*Task directions:*
Find how many lines of the listing below include the word "would", then report the number by itself.
[START OF Data shown]
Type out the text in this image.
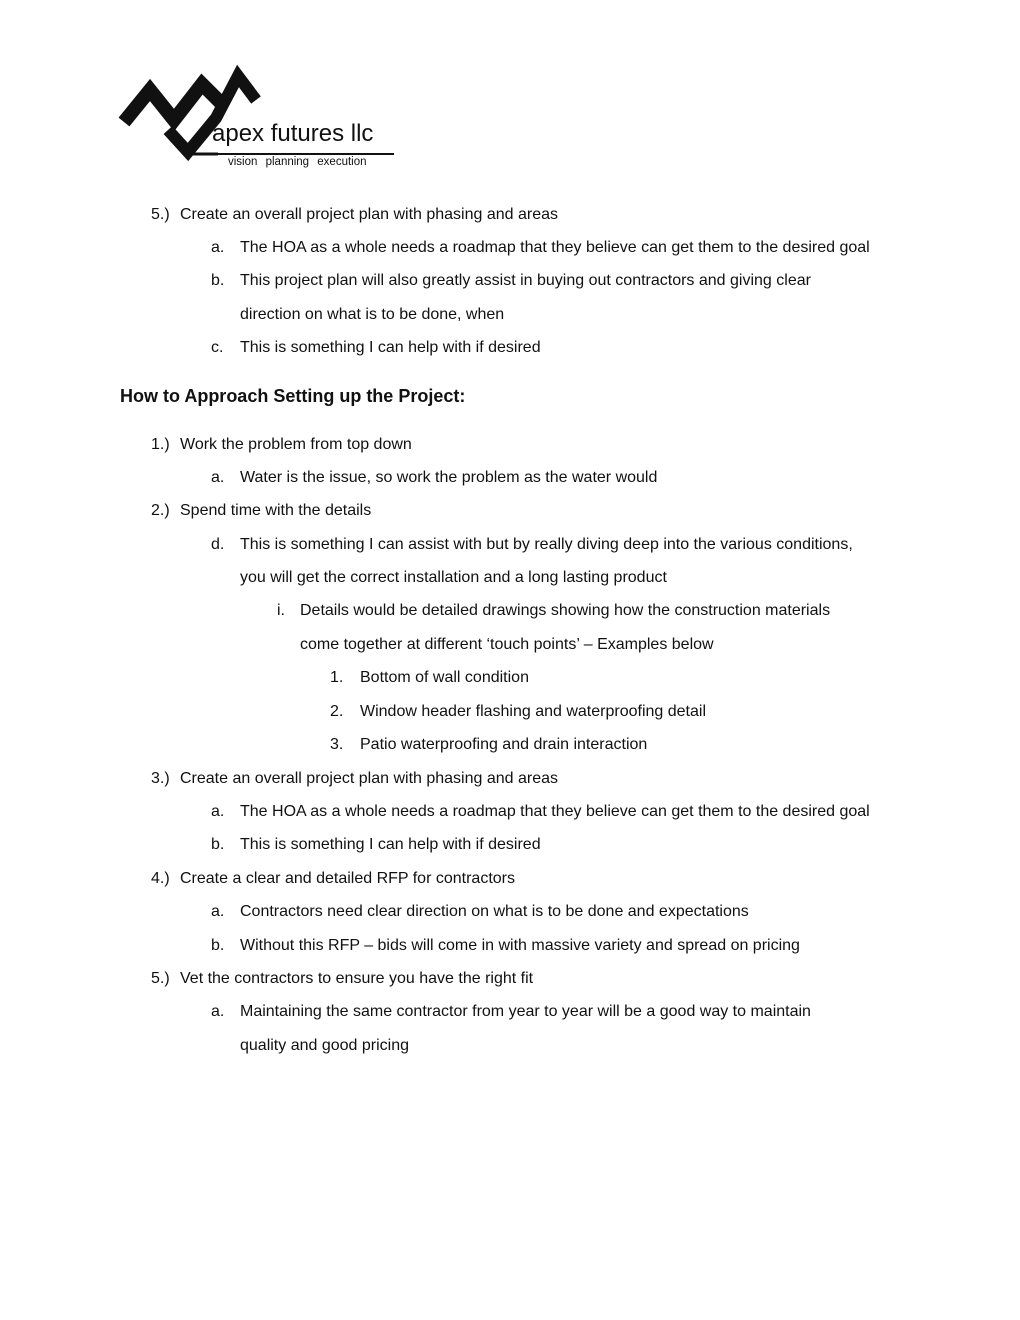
apex futures llc
vision planning execution
5.) Create an overall project plan with phasing and areas
a. The HOA as a whole needs a roadmap that they believe can get them to the desired goal
b. This project plan will also greatly assist in buying out contractors and giving clear
direction on what is to be done, when
c. This is something I can help with if desired
How to Approach Setting up the Project:
1.) Work the problem from top down
a. Water is the issue, so work the problem as the water would
2.) Spend time with the details
d. This is something I can assist with but by really diving deep into the various conditions,
you will get the correct installation and a long lasting product
i. Details would be detailed drawings showing how the construction materials
come together at different ‘touch points’ – Examples below
1. Bottom of wall condition
2. Window header flashing and waterproofing detail
3. Patio waterproofing and drain interaction
3.) Create an overall project plan with phasing and areas
a. The HOA as a whole needs a roadmap that they believe can get them to the desired goal
b. This is something I can help with if desired
4.) Create a clear and detailed RFP for contractors
a. Contractors need clear direction on what is to be done and expectations
b. Without this RFP – bids will come in with massive variety and spread on pricing
5.) Vet the contractors to ensure you have the right fit
a. Maintaining the same contractor from year to year will be a good way to maintain
quality and good pricing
[END OF Data shown]
*Exercise output:*
2